§ Set exercise
Return every record verbatim.

======== Supplied records ========

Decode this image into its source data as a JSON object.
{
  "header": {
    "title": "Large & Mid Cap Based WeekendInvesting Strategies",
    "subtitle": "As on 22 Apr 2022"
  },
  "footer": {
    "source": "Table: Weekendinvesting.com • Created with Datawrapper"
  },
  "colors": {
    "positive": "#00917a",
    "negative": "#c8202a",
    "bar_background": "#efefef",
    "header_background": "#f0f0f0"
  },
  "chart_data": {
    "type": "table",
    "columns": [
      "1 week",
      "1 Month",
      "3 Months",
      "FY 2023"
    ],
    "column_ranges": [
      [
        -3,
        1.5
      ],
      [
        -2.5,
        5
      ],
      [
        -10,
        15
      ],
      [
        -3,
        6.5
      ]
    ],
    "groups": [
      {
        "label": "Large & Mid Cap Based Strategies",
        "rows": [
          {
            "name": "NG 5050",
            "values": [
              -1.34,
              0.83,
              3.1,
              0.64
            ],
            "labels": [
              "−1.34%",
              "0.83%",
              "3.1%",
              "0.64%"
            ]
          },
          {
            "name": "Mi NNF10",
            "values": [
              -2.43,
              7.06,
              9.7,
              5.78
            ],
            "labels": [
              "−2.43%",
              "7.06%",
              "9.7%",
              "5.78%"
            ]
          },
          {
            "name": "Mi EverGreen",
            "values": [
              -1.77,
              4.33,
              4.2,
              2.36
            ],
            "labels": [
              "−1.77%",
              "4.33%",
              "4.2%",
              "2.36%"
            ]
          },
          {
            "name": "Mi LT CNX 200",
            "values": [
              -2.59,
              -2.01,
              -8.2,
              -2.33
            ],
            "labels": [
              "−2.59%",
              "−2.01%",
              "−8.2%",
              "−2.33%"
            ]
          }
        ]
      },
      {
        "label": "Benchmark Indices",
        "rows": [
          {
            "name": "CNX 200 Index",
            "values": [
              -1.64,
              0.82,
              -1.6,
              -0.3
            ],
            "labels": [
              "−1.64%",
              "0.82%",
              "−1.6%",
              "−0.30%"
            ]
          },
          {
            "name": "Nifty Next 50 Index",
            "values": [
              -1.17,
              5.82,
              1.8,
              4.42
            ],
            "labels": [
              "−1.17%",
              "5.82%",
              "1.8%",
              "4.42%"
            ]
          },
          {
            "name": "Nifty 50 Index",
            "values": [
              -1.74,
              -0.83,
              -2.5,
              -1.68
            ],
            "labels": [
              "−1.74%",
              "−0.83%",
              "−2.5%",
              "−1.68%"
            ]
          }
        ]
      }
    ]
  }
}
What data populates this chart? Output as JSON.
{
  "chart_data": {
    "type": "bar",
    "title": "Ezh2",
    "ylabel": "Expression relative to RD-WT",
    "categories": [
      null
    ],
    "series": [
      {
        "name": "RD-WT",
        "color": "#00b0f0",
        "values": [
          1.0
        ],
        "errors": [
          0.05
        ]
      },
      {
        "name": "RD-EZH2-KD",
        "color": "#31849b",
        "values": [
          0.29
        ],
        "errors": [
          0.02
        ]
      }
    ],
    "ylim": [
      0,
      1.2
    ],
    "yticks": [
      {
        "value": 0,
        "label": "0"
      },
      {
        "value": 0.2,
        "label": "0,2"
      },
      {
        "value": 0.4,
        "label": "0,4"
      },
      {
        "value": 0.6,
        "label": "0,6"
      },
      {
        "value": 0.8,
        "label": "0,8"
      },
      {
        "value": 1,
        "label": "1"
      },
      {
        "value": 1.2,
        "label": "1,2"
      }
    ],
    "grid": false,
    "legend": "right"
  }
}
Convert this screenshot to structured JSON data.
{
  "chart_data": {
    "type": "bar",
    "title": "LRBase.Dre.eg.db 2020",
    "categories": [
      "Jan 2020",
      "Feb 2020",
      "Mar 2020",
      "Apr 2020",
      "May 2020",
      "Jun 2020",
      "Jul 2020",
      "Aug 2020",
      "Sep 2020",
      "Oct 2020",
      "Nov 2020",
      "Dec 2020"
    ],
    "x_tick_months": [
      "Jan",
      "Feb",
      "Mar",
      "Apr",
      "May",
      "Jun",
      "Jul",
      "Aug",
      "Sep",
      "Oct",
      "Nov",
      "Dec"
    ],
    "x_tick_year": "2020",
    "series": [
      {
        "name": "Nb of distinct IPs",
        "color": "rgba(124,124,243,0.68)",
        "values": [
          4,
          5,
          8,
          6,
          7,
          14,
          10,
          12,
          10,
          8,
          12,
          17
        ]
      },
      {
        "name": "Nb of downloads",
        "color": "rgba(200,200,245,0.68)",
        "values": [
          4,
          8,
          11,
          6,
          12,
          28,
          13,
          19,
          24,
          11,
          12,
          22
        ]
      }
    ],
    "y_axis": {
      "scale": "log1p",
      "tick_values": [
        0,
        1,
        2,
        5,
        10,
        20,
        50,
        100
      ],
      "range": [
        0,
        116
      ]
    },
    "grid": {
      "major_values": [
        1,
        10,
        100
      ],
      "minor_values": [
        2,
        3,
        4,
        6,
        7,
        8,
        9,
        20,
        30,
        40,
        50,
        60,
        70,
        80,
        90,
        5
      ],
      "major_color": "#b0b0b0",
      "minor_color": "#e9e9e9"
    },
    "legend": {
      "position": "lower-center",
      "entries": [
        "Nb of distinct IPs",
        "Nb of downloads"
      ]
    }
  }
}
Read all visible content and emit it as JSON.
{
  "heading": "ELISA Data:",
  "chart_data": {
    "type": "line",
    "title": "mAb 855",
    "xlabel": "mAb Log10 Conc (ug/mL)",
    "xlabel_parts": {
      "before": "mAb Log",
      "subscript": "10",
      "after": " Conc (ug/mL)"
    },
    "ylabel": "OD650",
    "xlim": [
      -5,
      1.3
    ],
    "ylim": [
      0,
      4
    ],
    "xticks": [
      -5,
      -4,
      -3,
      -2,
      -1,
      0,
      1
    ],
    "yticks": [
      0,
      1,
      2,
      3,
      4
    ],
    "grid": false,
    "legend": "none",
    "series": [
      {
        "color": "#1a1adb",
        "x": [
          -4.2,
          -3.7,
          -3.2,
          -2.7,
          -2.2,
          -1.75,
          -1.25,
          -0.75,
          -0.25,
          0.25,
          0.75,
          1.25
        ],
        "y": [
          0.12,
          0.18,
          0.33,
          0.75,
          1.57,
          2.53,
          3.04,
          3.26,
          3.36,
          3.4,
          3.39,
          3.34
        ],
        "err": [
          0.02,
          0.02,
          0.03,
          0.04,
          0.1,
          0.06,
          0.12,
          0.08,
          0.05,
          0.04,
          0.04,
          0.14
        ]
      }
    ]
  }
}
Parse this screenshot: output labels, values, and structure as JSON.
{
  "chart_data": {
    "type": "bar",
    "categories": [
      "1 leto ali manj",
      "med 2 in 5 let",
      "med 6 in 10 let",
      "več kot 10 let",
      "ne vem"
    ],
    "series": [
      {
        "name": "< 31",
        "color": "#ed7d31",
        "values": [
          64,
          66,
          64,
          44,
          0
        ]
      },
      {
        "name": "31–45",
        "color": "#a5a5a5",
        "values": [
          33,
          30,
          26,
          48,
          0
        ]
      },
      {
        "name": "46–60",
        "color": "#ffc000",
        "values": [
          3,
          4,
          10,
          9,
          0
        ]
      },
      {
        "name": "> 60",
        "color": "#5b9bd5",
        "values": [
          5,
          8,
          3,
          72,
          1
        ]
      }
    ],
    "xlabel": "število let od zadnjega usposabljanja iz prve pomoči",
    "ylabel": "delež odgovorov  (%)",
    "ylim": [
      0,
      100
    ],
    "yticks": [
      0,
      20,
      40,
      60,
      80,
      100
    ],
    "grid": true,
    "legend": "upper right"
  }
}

========

§ Written solution
Decode this image into its source data as a JSON object.
{
  "header": {
    "title": "Large & Mid Cap Based WeekendInvesting Strategies",
    "subtitle": "As on 22 Apr 2022"
  },
  "footer": {
    "source": "Table: Weekendinvesting.com • Created with Datawrapper"
  },
  "colors": {
    "positive": "#00917a",
    "negative": "#c8202a",
    "bar_background": "#efefef",
    "header_background": "#f0f0f0"
  },
  "chart_data": {
    "type": "table",
    "columns": [
      "1 week",
      "1 Month",
      "3 Months",
      "FY 2023"
    ],
    "column_ranges": [
      [
        -3,
        1.5
      ],
      [
        -2.5,
        5
      ],
      [
        -10,
        15
      ],
      [
        -3,
        6.5
      ]
    ],
    "groups": [
      {
        "label": "Large & Mid Cap Based Strategies",
        "rows": [
          {
            "name": "NG 5050",
            "values": [
              -1.34,
              0.83,
              3.1,
              0.64
            ],
            "labels": [
              "−1.34%",
              "0.83%",
              "3.1%",
              "0.64%"
            ]
          },
          {
            "name": "Mi NNF10",
            "values": [
              -2.43,
              7.06,
              9.7,
              5.78
            ],
            "labels": [
              "−2.43%",
              "7.06%",
              "9.7%",
              "5.78%"
            ]
          },
          {
            "name": "Mi EverGreen",
            "values": [
              -1.77,
              4.33,
              4.2,
              2.36
            ],
            "labels": [
              "−1.77%",
              "4.33%",
              "4.2%",
              "2.36%"
            ]
          },
          {
            "name": "Mi LT CNX 200",
            "values": [
              -2.59,
              -2.01,
              -8.2,
              -2.33
            ],
            "labels": [
              "−2.59%",
              "−2.01%",
              "−8.2%",
              "−2.33%"
            ]
          }
        ]
      },
      {
        "label": "Benchmark Indices",
        "rows": [
          {
            "name": "CNX 200 Index",
            "values": [
              -1.64,
              0.82,
              -1.6,
              -0.3
            ],
            "labels": [
              "−1.64%",
              "0.82%",
              "−1.6%",
              "−0.30%"
            ]
          },
          {
            "name": "Nifty Next 50 Index",
            "values": [
              -1.17,
              5.82,
              1.8,
              4.42
            ],
            "labels": [
              "−1.17%",
              "5.82%",
              "1.8%",
              "4.42%"
            ]
          },
          {
            "name": "Nifty 50 Index",
            "values": [
              -1.74,
              -0.83,
              -2.5,
              -1.68
            ],
            "labels": [
              "−1.74%",
              "−0.83%",
              "−2.5%",
              "−1.68%"
            ]
          }
        ]
      }
    ]
  }
}
What data populates this chart? Output as JSON.
{
  "chart_data": {
    "type": "bar",
    "title": "Ezh2",
    "ylabel": "Expression relative to RD-WT",
    "categories": [
      null
    ],
    "series": [
      {
        "name": "RD-WT",
        "color": "#00b0f0",
        "values": [
          1.0
        ],
        "errors": [
          0.05
        ]
      },
      {
        "name": "RD-EZH2-KD",
        "color": "#31849b",
        "values": [
          0.29
        ],
        "errors": [
          0.02
        ]
      }
    ],
    "ylim": [
      0,
      1.2
    ],
    "yticks": [
      {
        "value": 0,
        "label": "0"
      },
      {
        "value": 0.2,
        "label": "0,2"
      },
      {
        "value": 0.4,
        "label": "0,4"
      },
      {
        "value": 0.6,
        "label": "0,6"
      },
      {
        "value": 0.8,
        "label": "0,8"
      },
      {
        "value": 1,
        "label": "1"
      },
      {
        "value": 1.2,
        "label": "1,2"
      }
    ],
    "grid": false,
    "legend": "right"
  }
}
Convert this screenshot to structured JSON data.
{
  "chart_data": {
    "type": "bar",
    "title": "LRBase.Dre.eg.db 2020",
    "categories": [
      "Jan 2020",
      "Feb 2020",
      "Mar 2020",
      "Apr 2020",
      "May 2020",
      "Jun 2020",
      "Jul 2020",
      "Aug 2020",
      "Sep 2020",
      "Oct 2020",
      "Nov 2020",
      "Dec 2020"
    ],
    "x_tick_months": [
      "Jan",
      "Feb",
      "Mar",
      "Apr",
      "May",
      "Jun",
      "Jul",
      "Aug",
      "Sep",
      "Oct",
      "Nov",
      "Dec"
    ],
    "x_tick_year": "2020",
    "series": [
      {
        "name": "Nb of distinct IPs",
        "color": "rgba(124,124,243,0.68)",
        "values": [
          4,
          5,
          8,
          6,
          7,
          14,
          10,
          12,
          10,
          8,
          12,
          17
        ]
      },
      {
        "name": "Nb of downloads",
        "color": "rgba(200,200,245,0.68)",
        "values": [
          4,
          8,
          11,
          6,
          12,
          28,
          13,
          19,
          24,
          11,
          12,
          22
        ]
      }
    ],
    "y_axis": {
      "scale": "log1p",
      "tick_values": [
        0,
        1,
        2,
        5,
        10,
        20,
        50,
        100
      ],
      "range": [
        0,
        116
      ]
    },
    "grid": {
      "major_values": [
        1,
        10,
        100
      ],
      "minor_values": [
        2,
        3,
        4,
        6,
        7,
        8,
        9,
        20,
        30,
        40,
        50,
        60,
        70,
        80,
        90,
        5
      ],
      "major_color": "#b0b0b0",
      "minor_color": "#e9e9e9"
    },
    "legend": {
      "position": "lower-center",
      "entries": [
        "Nb of distinct IPs",
        "Nb of downloads"
      ]
    }
  }
}
Read all visible content and emit it as JSON.
{
  "heading": "ELISA Data:",
  "chart_data": {
    "type": "line",
    "title": "mAb 855",
    "xlabel": "mAb Log10 Conc (ug/mL)",
    "xlabel_parts": {
      "before": "mAb Log",
      "subscript": "10",
      "after": " Conc (ug/mL)"
    },
    "ylabel": "OD650",
    "xlim": [
      -5,
      1.3
    ],
    "ylim": [
      0,
      4
    ],
    "xticks": [
      -5,
      -4,
      -3,
      -2,
      -1,
      0,
      1
    ],
    "yticks": [
      0,
      1,
      2,
      3,
      4
    ],
    "grid": false,
    "legend": "none",
    "series": [
      {
        "color": "#1a1adb",
        "x": [
          -4.2,
          -3.7,
          -3.2,
          -2.7,
          -2.2,
          -1.75,
          -1.25,
          -0.75,
          -0.25,
          0.25,
          0.75,
          1.25
        ],
        "y": [
          0.12,
          0.18,
          0.33,
          0.75,
          1.57,
          2.53,
          3.04,
          3.26,
          3.36,
          3.4,
          3.39,
          3.34
        ],
        "err": [
          0.02,
          0.02,
          0.03,
          0.04,
          0.1,
          0.06,
          0.12,
          0.08,
          0.05,
          0.04,
          0.04,
          0.14
        ]
      }
    ]
  }
}
Parse this screenshot: output labels, values, and structure as JSON.
{
  "chart_data": {
    "type": "bar",
    "categories": [
      "1 leto ali manj",
      "med 2 in 5 let",
      "med 6 in 10 let",
      "več kot 10 let",
      "ne vem"
    ],
    "series": [
      {
        "name": "< 31",
        "color": "#ed7d31",
        "values": [
          64,
          66,
          64,
          44,
          0
        ]
      },
      {
        "name": "31–45",
        "color": "#a5a5a5",
        "values": [
          33,
          30,
          26,
          48,
          0
        ]
      },
      {
        "name": "46–60",
        "color": "#ffc000",
        "values": [
          3,
          4,
          10,
          9,
          0
        ]
      },
      {
        "name": "> 60",
        "color": "#5b9bd5",
        "values": [
          5,
          8,
          3,
          72,
          1
        ]
      }
    ],
    "xlabel": "število let od zadnjega usposabljanja iz prve pomoči",
    "ylabel": "delež odgovorov  (%)",
    "ylim": [
      0,
      100
    ],
    "yticks": [
      0,
      20,
      40,
      60,
      80,
      100
    ],
    "grid": true,
    "legend": "upper right"
  }
}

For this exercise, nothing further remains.